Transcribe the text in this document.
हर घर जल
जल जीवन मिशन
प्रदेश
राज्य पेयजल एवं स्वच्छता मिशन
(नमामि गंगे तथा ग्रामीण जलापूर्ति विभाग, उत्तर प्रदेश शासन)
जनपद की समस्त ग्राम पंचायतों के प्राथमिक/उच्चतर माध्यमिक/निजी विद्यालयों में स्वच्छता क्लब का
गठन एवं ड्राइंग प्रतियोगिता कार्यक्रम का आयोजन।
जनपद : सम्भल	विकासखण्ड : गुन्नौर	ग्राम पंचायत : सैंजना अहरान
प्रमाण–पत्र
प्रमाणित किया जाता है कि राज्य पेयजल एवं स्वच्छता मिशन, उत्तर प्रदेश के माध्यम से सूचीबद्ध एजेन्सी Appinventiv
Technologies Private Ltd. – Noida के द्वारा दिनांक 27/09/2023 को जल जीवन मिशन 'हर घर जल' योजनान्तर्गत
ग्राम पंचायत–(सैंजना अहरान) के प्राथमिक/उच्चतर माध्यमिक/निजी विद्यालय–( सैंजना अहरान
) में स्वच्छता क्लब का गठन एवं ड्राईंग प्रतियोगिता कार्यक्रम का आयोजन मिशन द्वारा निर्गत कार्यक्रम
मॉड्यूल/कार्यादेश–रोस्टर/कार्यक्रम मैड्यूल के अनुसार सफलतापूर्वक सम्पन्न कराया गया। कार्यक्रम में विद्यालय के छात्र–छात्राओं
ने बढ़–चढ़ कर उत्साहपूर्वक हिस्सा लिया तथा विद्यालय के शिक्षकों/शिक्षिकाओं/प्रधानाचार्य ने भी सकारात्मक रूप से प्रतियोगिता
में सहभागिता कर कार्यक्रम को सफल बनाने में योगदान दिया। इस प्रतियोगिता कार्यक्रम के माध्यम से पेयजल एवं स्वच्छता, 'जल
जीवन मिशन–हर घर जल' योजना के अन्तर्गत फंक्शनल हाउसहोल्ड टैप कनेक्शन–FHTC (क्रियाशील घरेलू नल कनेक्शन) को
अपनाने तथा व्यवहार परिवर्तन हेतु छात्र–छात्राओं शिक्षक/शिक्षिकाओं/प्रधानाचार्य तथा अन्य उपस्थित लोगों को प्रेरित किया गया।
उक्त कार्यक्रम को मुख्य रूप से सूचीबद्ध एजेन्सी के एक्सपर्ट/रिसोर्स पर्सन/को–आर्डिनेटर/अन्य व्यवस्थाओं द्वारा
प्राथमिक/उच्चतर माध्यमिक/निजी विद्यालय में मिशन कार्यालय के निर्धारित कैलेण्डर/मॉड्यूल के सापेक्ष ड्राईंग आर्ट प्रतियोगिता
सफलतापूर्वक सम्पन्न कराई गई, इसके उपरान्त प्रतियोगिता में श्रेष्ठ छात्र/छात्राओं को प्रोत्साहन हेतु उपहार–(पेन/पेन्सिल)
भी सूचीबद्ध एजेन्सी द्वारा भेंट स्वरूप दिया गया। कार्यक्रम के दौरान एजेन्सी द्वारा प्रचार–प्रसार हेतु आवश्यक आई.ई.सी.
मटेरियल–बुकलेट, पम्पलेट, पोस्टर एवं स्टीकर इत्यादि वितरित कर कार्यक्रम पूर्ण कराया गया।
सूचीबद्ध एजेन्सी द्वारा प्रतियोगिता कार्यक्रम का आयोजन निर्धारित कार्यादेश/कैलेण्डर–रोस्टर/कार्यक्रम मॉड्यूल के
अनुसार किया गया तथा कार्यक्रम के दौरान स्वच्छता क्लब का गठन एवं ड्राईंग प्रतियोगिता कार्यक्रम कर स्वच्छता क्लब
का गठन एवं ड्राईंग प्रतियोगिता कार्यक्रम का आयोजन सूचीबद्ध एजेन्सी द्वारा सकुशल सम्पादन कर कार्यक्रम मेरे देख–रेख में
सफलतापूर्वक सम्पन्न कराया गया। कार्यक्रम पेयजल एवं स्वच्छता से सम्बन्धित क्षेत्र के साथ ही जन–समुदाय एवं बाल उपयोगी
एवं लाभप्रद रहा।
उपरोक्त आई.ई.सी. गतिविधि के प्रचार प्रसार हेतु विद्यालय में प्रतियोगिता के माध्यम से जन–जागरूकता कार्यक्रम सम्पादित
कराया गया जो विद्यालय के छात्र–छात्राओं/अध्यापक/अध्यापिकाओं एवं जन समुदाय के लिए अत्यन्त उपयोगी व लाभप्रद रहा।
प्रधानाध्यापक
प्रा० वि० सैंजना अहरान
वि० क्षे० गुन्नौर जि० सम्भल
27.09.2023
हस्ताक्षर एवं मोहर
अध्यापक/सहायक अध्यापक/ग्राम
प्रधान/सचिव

+-------+

Faithfully transcribe the whole of the data.

EXERCISE SOLUTION >>
Transcribe the text in this document.
हर घर जल
जल जीवन मिशन
प्रदेश
राज्य पेयजल एवं स्वच्छता मिशन
(नमामि गंगे तथा ग्रामीण जलापूर्ति विभाग, उत्तर प्रदेश शासन)
जनपद की समस्त ग्राम पंचायतों के प्राथमिक/उच्चतर माध्यमिक/निजी विद्यालयों में स्वच्छता क्लब का
गठन एवं ड्राइंग प्रतियोगिता कार्यक्रम का आयोजन।
जनपद : सम्भल	विकासखण्ड : गुन्नौर	ग्राम पंचायत : सैंजना अहरान
प्रमाण–पत्र
प्रमाणित किया जाता है कि राज्य पेयजल एवं स्वच्छता मिशन, उत्तर प्रदेश के माध्यम से सूचीबद्ध एजेन्सी Appinventiv
Technologies Private Ltd. – Noida के द्वारा दिनांक 27/09/2023 को जल जीवन मिशन 'हर घर जल' योजनान्तर्गत
ग्राम पंचायत–(सैंजना अहरान) के प्राथमिक/उच्चतर माध्यमिक/निजी विद्यालय–( सैंजना अहरान
) में स्वच्छता क्लब का गठन एवं ड्राईंग प्रतियोगिता कार्यक्रम का आयोजन मिशन द्वारा निर्गत कार्यक्रम
मॉड्यूल/कार्यादेश–रोस्टर/कार्यक्रम मैड्यूल के अनुसार सफलतापूर्वक सम्पन्न कराया गया। कार्यक्रम में विद्यालय के छात्र–छात्राओं
ने बढ़–चढ़ कर उत्साहपूर्वक हिस्सा लिया तथा विद्यालय के शिक्षकों/शिक्षिकाओं/प्रधानाचार्य ने भी सकारात्मक रूप से प्रतियोगिता
में सहभागिता कर कार्यक्रम को सफल बनाने में योगदान दिया। इस प्रतियोगिता कार्यक्रम के माध्यम से पेयजल एवं स्वच्छता, 'जल
जीवन मिशन–हर घर जल' योजना के अन्तर्गत फंक्शनल हाउसहोल्ड टैप कनेक्शन–FHTC (क्रियाशील घरेलू नल कनेक्शन) को
अपनाने तथा व्यवहार परिवर्तन हेतु छात्र–छात्राओं शिक्षक/शिक्षिकाओं/प्रधानाचार्य तथा अन्य उपस्थित लोगों को प्रेरित किया गया।
उक्त कार्यक्रम को मुख्य रूप से सूचीबद्ध एजेन्सी के एक्सपर्ट/रिसोर्स पर्सन/को–आर्डिनेटर/अन्य व्यवस्थाओं द्वारा
प्राथमिक/उच्चतर माध्यमिक/निजी विद्यालय में मिशन कार्यालय के निर्धारित कैलेण्डर/मॉड्यूल के सापेक्ष ड्राईंग आर्ट प्रतियोगिता
सफलतापूर्वक सम्पन्न कराई गई, इसके उपरान्त प्रतियोगिता में श्रेष्ठ छात्र/छात्राओं को प्रोत्साहन हेतु उपहार–(पेन/पेन्सिल)
भी सूचीबद्ध एजेन्सी द्वारा भेंट स्वरूप दिया गया। कार्यक्रम के दौरान एजेन्सी द्वारा प्रचार–प्रसार हेतु आवश्यक आई.ई.सी.
मटेरियल–बुकलेट, पम्पलेट, पोस्टर एवं स्टीकर इत्यादि वितरित कर कार्यक्रम पूर्ण कराया गया।
सूचीबद्ध एजेन्सी द्वारा प्रतियोगिता कार्यक्रम का आयोजन निर्धारित कार्यादेश/कैलेण्डर–रोस्टर/कार्यक्रम मॉड्यूल के
अनुसार किया गया तथा कार्यक्रम के दौरान स्वच्छता क्लब का गठन एवं ड्राईंग प्रतियोगिता कार्यक्रम कर स्वच्छता क्लब
का गठन एवं ड्राईंग प्रतियोगिता कार्यक्रम का आयोजन सूचीबद्ध एजेन्सी द्वारा सकुशल सम्पादन कर कार्यक्रम मेरे देख–रेख में
सफलतापूर्वक सम्पन्न कराया गया। कार्यक्रम पेयजल एवं स्वच्छता से सम्बन्धित क्षेत्र के साथ ही जन–समुदाय एवं बाल उपयोगी
एवं लाभप्रद रहा।
उपरोक्त आई.ई.सी. गतिविधि के प्रचार प्रसार हेतु विद्यालय में प्रतियोगिता के माध्यम से जन–जागरूकता कार्यक्रम सम्पादित
कराया गया जो विद्यालय के छात्र–छात्राओं/अध्यापक/अध्यापिकाओं एवं जन समुदाय के लिए अत्यन्त उपयोगी व लाभप्रद रहा।
प्रधानाध्यापक
प्रा० वि० सैंजना अहरान
वि० क्षे० गुन्नौर जि० सम्भल
27.09.2023
हस्ताक्षर एवं मोहर
अध्यापक/सहायक अध्यापक/ग्राम
प्रधान/सचिव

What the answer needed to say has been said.